▶ [Aim]
Look through the data below and count each line where the word "title" appears. Reply with the count alone.

▶ [Dataset excerpts]
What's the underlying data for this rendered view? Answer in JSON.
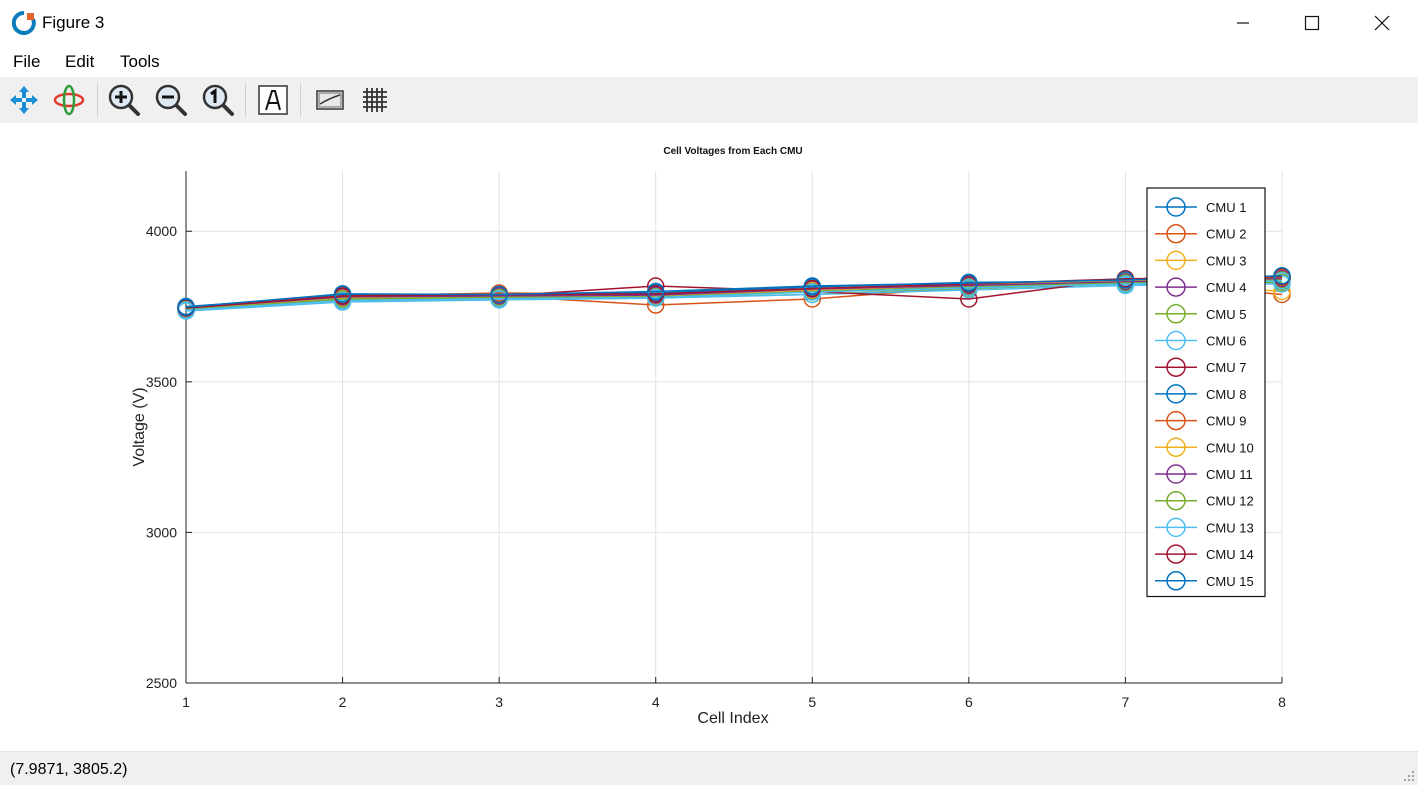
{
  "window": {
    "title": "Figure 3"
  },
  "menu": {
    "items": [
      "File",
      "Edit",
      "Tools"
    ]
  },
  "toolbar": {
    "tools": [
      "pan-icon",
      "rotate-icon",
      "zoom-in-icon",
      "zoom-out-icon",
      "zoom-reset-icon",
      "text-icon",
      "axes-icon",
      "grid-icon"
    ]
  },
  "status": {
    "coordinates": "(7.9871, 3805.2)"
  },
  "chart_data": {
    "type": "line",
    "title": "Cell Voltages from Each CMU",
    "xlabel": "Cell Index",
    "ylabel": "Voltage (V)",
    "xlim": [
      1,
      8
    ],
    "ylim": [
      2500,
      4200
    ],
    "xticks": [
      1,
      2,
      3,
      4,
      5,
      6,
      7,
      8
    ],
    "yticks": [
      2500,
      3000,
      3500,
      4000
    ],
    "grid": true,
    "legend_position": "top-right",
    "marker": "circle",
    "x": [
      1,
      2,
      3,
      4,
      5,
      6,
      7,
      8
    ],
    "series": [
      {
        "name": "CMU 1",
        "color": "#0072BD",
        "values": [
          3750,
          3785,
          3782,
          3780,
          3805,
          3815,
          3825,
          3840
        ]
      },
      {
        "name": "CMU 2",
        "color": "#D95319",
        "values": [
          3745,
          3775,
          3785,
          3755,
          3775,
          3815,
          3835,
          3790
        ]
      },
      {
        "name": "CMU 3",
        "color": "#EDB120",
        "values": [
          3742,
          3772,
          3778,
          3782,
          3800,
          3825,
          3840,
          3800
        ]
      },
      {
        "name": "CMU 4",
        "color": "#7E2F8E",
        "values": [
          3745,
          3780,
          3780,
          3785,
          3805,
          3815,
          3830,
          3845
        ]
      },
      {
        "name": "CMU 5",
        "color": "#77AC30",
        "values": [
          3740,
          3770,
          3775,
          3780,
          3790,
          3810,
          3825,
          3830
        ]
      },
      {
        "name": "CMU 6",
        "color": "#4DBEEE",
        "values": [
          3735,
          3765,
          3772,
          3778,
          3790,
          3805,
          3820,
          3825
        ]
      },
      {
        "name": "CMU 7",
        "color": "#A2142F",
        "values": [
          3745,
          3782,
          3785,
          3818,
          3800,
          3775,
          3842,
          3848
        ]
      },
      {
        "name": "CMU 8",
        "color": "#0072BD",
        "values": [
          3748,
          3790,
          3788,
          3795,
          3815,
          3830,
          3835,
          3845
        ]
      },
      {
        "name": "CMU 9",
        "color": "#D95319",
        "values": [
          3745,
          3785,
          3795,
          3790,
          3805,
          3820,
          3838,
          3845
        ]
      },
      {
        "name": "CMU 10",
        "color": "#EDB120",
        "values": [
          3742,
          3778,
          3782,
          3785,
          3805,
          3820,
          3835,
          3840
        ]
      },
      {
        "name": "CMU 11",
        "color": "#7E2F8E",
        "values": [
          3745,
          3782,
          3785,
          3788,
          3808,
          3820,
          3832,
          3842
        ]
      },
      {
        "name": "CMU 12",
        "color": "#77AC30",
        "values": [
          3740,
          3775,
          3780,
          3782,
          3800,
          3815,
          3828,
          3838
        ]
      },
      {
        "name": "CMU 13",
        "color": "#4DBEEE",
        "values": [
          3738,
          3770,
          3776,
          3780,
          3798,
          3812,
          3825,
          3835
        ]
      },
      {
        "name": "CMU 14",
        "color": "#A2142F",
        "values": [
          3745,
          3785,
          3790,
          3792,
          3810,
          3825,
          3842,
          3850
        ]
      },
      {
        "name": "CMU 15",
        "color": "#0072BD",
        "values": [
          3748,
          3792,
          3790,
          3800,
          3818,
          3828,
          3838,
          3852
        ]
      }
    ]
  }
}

==

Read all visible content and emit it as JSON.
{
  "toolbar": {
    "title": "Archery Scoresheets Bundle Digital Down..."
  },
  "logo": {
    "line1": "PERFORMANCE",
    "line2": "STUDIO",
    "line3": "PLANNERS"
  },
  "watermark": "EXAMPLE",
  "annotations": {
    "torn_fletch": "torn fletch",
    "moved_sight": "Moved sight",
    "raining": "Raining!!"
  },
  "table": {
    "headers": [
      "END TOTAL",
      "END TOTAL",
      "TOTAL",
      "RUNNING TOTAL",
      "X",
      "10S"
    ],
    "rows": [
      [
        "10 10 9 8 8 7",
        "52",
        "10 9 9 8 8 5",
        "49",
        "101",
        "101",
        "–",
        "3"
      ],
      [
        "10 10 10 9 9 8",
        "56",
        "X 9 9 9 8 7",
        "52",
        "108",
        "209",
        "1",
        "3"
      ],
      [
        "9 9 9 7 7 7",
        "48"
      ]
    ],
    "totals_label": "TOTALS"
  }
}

▶ [Solution for this task]
3